- DOCUMENT SECTION:
☆ ☆ ☆ ☆ ☆ ☆ ☆

Top of the Sierra Interpretive Center

Topic: Physical Sciences

Case Study

of an Exhibition

by Dan Wodarcyk

Published on August 01, 2007, Modified on August 10, 2007

  • Description and goals

    The Top of the Sierra Interpretive Center (TOS) was developed with a goal to relate why the Mammoth Mountain area of the Eastern Sierra Nevada is significant geologically, culturally and recreationally. The working Big Idea was always :Experience the magic of the mountains and its influence on our lives. This is a 1500 square foot, interior visitor center, located in the gondola building at the top of Mammoth Mountain, at 11,053 feet in elevation. Visitors’ only access to the site is via a 10 minute gondola ride from the base of the mountain to the top. The TOS was one component of a significant remodel to the building, including the addition of a cafe. Mammoth Mountain Ski Area receives a tremendous amount of skier and mountain biker visits per year, and the ability to add features to every part of the mountain is important. Before opening, there was no other “holding” feature at the top, besides the amazing view and lure to ski or bike down. It’s worth noting that Mammoth offers a scenic gondola ride for those who will not be skiing or biking down.

    The exhibit experiences were broken down as follows:
    Introduction to the Top
    Mammoth Milestones (historical timeline)
    Mammoth Stomp (a seismic interactive experience)
    Action All Year (what to see and do year ‘round in Mammoth)
    Look Out (what you can see, spotting scopes along the windows pointing at key landmarks on the horizon)
    Mega Map (what you can’t see, a media interactive “launching” visitors from the top to key places, and times, within the Mammoth Mountain region)

  • Development process and challenges

    Mammoth Mountain Ski Area had developed a rough content outline prior to the RFP process. S2 had developed a number of exhibit concepts in response to the RFP, many of which “stuck” and made it through to the end. There was really nothing atypical about the exhibit development process. What was unique, however, was the site condition. Again, at 11,000+ feet, with harsh sun exposure, temperature fluctuation and rugged visitors, the S2/Mammoth team had to give extra thought to every material. Fortunately, the team at Mammoth had years of experience building environments for this climate and visitor type.

    The client also offered the challenge of designing the exhibits to be flexible enough to handle events, such as parties and receptions. Therefore, we kept the exhibits to the perimeter of the space, with the exception of Mega Map. These 2 media kiosks were designed to be removable, with all power and data living within floor outlets and unseen when not in use.

    The shape of the gallery was a 1/2 round rotunda, with the curved side made up of floor to ceiling windows to the south and west. The views are stunning and we did not want to compete, so the structures along the windows were minimal in profile.

    In terms of materials, we were quite aware that dinging and scratching due to ski poles, boots and boards would be common. Any wall mounted exhibits on the “solid” side of the gallery were built from typical plywood and hardwood materials. The more touchable structures were built in stainless steel, including the Mega Map kiosks and the Look Out spotting scope structures. All graphics had a heavy UV “floor guard” overlamination with encased edges. The exception for the graphics were the Action All Year panels, which were mounted on rotating cubes and fabricated using the I Zone embedded graphic process.

☆ ☆ ☆ ☆ ☆ ☆ ☆

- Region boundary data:

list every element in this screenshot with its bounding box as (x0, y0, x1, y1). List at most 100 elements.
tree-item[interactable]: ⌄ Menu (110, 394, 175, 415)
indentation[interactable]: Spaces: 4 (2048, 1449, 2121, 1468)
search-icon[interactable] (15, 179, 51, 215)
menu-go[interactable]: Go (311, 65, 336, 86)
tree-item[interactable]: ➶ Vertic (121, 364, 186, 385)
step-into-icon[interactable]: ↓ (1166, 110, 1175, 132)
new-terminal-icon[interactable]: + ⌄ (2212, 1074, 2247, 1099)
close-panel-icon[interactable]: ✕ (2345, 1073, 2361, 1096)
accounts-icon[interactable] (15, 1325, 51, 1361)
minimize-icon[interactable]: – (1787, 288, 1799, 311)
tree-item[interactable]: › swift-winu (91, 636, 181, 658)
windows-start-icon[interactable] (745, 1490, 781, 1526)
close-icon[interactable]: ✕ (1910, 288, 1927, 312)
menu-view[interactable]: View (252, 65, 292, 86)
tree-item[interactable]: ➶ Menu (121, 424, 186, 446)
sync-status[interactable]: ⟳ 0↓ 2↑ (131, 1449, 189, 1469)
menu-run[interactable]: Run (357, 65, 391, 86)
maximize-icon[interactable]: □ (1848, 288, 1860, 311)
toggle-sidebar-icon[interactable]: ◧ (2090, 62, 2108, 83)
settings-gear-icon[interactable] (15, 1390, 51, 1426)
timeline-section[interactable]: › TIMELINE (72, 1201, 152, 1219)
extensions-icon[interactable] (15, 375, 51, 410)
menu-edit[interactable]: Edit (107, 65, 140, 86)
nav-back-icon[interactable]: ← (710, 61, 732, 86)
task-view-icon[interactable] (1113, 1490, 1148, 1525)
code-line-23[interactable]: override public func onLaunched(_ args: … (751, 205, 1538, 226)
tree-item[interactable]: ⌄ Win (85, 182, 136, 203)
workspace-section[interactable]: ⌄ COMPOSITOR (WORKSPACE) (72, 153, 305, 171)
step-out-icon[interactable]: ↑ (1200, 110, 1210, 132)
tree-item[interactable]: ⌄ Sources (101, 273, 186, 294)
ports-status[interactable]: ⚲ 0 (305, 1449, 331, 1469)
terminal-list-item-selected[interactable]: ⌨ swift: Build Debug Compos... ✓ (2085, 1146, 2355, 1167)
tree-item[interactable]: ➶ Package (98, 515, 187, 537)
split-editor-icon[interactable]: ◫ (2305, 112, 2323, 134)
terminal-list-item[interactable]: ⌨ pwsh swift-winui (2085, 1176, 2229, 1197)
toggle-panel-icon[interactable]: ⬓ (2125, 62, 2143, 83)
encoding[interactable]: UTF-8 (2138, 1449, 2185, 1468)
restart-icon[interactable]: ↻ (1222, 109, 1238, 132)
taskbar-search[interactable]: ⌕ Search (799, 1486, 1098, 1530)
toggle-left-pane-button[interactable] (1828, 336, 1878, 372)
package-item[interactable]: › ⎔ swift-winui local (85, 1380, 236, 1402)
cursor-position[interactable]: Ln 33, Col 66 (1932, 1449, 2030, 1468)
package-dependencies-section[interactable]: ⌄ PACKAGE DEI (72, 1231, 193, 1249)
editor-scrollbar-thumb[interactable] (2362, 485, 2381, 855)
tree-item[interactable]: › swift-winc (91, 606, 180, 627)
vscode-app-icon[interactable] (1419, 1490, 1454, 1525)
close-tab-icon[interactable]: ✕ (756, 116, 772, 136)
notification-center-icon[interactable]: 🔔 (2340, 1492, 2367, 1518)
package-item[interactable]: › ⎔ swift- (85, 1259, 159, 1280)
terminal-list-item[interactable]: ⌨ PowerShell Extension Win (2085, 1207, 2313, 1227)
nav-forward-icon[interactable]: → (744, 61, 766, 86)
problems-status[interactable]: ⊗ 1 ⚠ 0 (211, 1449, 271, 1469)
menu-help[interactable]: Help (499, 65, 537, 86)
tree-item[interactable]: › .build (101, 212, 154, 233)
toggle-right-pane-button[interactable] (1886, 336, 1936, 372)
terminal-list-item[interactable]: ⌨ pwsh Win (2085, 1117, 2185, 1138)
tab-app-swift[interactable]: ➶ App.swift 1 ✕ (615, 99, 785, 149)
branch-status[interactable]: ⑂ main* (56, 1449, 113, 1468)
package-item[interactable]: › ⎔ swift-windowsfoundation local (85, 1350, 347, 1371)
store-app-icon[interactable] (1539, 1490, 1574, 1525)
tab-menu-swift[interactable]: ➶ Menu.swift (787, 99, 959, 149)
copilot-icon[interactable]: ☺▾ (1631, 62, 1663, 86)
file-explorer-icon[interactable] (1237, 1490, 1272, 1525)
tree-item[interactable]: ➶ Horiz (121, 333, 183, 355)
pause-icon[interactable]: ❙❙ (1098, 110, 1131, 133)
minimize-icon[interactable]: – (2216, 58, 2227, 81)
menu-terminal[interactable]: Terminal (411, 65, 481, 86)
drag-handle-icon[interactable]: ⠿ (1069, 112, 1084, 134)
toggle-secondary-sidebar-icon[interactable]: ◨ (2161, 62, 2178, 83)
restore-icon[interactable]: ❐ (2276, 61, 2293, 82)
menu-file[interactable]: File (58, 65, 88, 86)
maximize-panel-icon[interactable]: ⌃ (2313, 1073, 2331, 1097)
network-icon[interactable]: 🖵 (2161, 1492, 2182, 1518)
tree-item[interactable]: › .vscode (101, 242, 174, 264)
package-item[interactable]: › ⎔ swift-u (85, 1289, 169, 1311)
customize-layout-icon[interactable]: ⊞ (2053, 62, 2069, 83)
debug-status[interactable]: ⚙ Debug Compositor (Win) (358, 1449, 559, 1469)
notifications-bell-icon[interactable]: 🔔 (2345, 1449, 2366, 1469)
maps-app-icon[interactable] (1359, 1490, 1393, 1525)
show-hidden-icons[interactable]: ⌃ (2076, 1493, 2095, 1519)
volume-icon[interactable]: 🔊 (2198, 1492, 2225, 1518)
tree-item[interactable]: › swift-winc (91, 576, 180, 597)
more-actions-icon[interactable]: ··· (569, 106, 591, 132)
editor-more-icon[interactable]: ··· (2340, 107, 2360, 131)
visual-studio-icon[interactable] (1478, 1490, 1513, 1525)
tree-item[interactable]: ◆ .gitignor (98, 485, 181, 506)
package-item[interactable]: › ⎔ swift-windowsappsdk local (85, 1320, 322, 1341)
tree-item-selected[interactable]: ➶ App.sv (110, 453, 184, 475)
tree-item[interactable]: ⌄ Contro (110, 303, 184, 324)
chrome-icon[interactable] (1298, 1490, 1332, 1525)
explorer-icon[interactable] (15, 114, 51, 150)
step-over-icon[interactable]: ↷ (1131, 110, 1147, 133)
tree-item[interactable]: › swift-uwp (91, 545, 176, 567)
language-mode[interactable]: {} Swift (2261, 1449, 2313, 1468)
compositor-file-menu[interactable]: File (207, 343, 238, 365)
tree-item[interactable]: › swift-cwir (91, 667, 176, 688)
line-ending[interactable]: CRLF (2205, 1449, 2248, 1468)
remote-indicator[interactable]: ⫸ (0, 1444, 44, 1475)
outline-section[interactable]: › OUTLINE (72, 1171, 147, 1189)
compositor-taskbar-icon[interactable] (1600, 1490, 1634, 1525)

☆ ☆ ☆ ☆ ☆ ☆ ☆

- REQUIREMENT 1: Return the passage of the Top of the Sierra case study from "Mammoth Mountain Ski Area had" up to and including "and visitor type.", copied word for word.
- REQUIREMENT 2: Write the next part of the Top of the Sierra case study, picking up after its last sentence.
These entries have no connection to the case study about the Top of the Sierra Interpretive Center.

- EXERCISE RESULT 1:
Mammoth Mountain Ski Area had developed a rough content outline prior to the RFP process. S2 had developed a number of exhibit concepts in response to the RFP, many of which “stuck” and made it through to the end. There was really nothing atypical about the exhibit development process. What was unique, however, was the site condition. Again, at 11,000+ feet, with harsh sun exposure, temperature fluctuation and rugged visitors, the S2/Mammoth team had to give extra thought to every material. Fortunately, the team at Mammoth had years of experience building environments for this climate and visitor type.

- EXERCISE RESULT 2:
    By far the biggest challenge was installation. Due to the base building construction schedule, exhibit installation was delayed by a few weeks. We ended up installing in mid March of this year. Typically, with this location, that could have been a nightmare due to snowfall. Unfortunately for many Sierra Nevada ski resorts, this past winter was quite dry. Fortunately for the construction crew, it was a dry series of weeks with easy access to the top. Easy being via the gondola and via snow cat. All exhibit structures and tools had to be transported to the top via snow cat, a large tractor type machine used for trail grooming. There was limited availability of the snow cat crew, so we had to be flexible with their schedules and fortunately, they were very accommodating.

    Remembering you were at 11,00 feet was also important. The air is thin and can take a toll on the body. Lots of water and frequent breaks were critical. Surprisingly, the altitude had little effect on materials, oxidizing, delamination of graphics, etc. Not being a large building overall, it was not uncommon to have exhibit fabricators, carpet installers and electricians tripping over one another.

    From a content standpoint, due to the involvement of key stakeholders and advisors, overall approval of the main content outline and exhibit text was time consuming. Graphic design approvals and production went right down to the wire. Nothing really new there except that with Mega Map, the media interactive developed by our friends at Ideum, the delivery of this componet was delayed. In the end this turned out to be the richest experience in the center, and very popular among visitors.

  • Lessons learned, mistakes we made (and what we did about them)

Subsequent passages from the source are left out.